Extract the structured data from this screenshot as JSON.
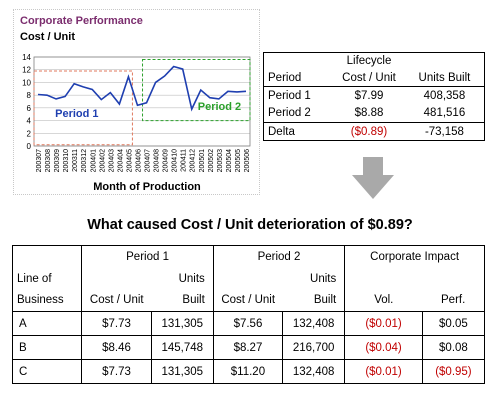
{
  "chart_data": {
    "type": "line",
    "title": "Corporate Performance",
    "ylabel": "Cost / Unit",
    "xlabel": "Month of Production",
    "ylim": [
      0,
      14
    ],
    "yticks": [
      0,
      2,
      4,
      6,
      8,
      10,
      12,
      14
    ],
    "categories": [
      "200307",
      "200308",
      "200309",
      "200310",
      "200311",
      "200312",
      "200401",
      "200402",
      "200403",
      "200404",
      "200405",
      "200406",
      "200407",
      "200408",
      "200409",
      "200410",
      "200411",
      "200412",
      "200501",
      "200502",
      "200503",
      "200504",
      "200505",
      "200506"
    ],
    "values": [
      8.1,
      8.0,
      7.4,
      7.8,
      9.8,
      9.3,
      8.9,
      7.3,
      8.4,
      6.6,
      10.9,
      6.4,
      6.8,
      10.0,
      11.0,
      12.5,
      12.1,
      5.8,
      8.8,
      7.6,
      7.4,
      8.6,
      8.5,
      8.6
    ],
    "annotations": [
      {
        "label": "Period 1",
        "color": "#1f3fb0"
      },
      {
        "label": "Period 2",
        "color": "#2ca02c"
      }
    ],
    "colors": {
      "line": "#1f3fb0",
      "title": "#7b2d6e",
      "period1_box": "#e07a5f",
      "period2_box": "#2ca02c",
      "grid": "#bfbfbf"
    }
  },
  "summary": {
    "header_top": [
      "",
      "Lifecycle",
      ""
    ],
    "header": [
      "Period",
      "Cost / Unit",
      "Units Built"
    ],
    "rows": [
      [
        "Period 1",
        "$7.99",
        "408,358"
      ],
      [
        "Period 2",
        "$8.88",
        "481,516"
      ],
      [
        "Delta",
        "($0.89)",
        "-73,158"
      ]
    ]
  },
  "question": "What caused Cost / Unit deterioration of $0.89?",
  "impact": {
    "group_headers": [
      "Period 1",
      "Period 2",
      "Corporate Impact"
    ],
    "sub_top": [
      "Line of",
      "",
      "Units",
      "",
      "Units",
      "",
      ""
    ],
    "sub_bottom": [
      "Business",
      "Cost / Unit",
      "Built",
      "Cost / Unit",
      "Built",
      "Vol.",
      "Perf."
    ],
    "rows": [
      [
        "A",
        "$7.73",
        "131,305",
        "$7.56",
        "132,408",
        "($0.01)",
        "$0.05"
      ],
      [
        "B",
        "$8.46",
        "145,748",
        "$8.27",
        "216,700",
        "($0.04)",
        "$0.08"
      ],
      [
        "C",
        "$7.73",
        "131,305",
        "$11.20",
        "132,408",
        "($0.01)",
        "($0.95)"
      ]
    ]
  }
}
______
§ Problem requirements
Pictures stay out of the copy; please restate every record above exactly.

§ Reply to the task
Extract the structured data from this screenshot as JSON.
{
  "chart_data": {
    "type": "line",
    "title": "Corporate Performance",
    "ylabel": "Cost / Unit",
    "xlabel": "Month of Production",
    "ylim": [
      0,
      14
    ],
    "yticks": [
      0,
      2,
      4,
      6,
      8,
      10,
      12,
      14
    ],
    "categories": [
      "200307",
      "200308",
      "200309",
      "200310",
      "200311",
      "200312",
      "200401",
      "200402",
      "200403",
      "200404",
      "200405",
      "200406",
      "200407",
      "200408",
      "200409",
      "200410",
      "200411",
      "200412",
      "200501",
      "200502",
      "200503",
      "200504",
      "200505",
      "200506"
    ],
    "values": [
      8.1,
      8.0,
      7.4,
      7.8,
      9.8,
      9.3,
      8.9,
      7.3,
      8.4,
      6.6,
      10.9,
      6.4,
      6.8,
      10.0,
      11.0,
      12.5,
      12.1,
      5.8,
      8.8,
      7.6,
      7.4,
      8.6,
      8.5,
      8.6
    ],
    "annotations": [
      {
        "label": "Period 1",
        "color": "#1f3fb0"
      },
      {
        "label": "Period 2",
        "color": "#2ca02c"
      }
    ],
    "colors": {
      "line": "#1f3fb0",
      "title": "#7b2d6e",
      "period1_box": "#e07a5f",
      "period2_box": "#2ca02c",
      "grid": "#bfbfbf"
    }
  },
  "summary": {
    "header_top": [
      "",
      "Lifecycle",
      ""
    ],
    "header": [
      "Period",
      "Cost / Unit",
      "Units Built"
    ],
    "rows": [
      [
        "Period 1",
        "$7.99",
        "408,358"
      ],
      [
        "Period 2",
        "$8.88",
        "481,516"
      ],
      [
        "Delta",
        "($0.89)",
        "-73,158"
      ]
    ]
  },
  "question": "What caused Cost / Unit deterioration of $0.89?",
  "impact": {
    "group_headers": [
      "Period 1",
      "Period 2",
      "Corporate Impact"
    ],
    "sub_top": [
      "Line of",
      "",
      "Units",
      "",
      "Units",
      "",
      ""
    ],
    "sub_bottom": [
      "Business",
      "Cost / Unit",
      "Built",
      "Cost / Unit",
      "Built",
      "Vol.",
      "Perf."
    ],
    "rows": [
      [
        "A",
        "$7.73",
        "131,305",
        "$7.56",
        "132,408",
        "($0.01)",
        "$0.05"
      ],
      [
        "B",
        "$8.46",
        "145,748",
        "$8.27",
        "216,700",
        "($0.04)",
        "$0.08"
      ],
      [
        "C",
        "$7.73",
        "131,305",
        "$11.20",
        "132,408",
        "($0.01)",
        "($0.95)"
      ]
    ]
  }
}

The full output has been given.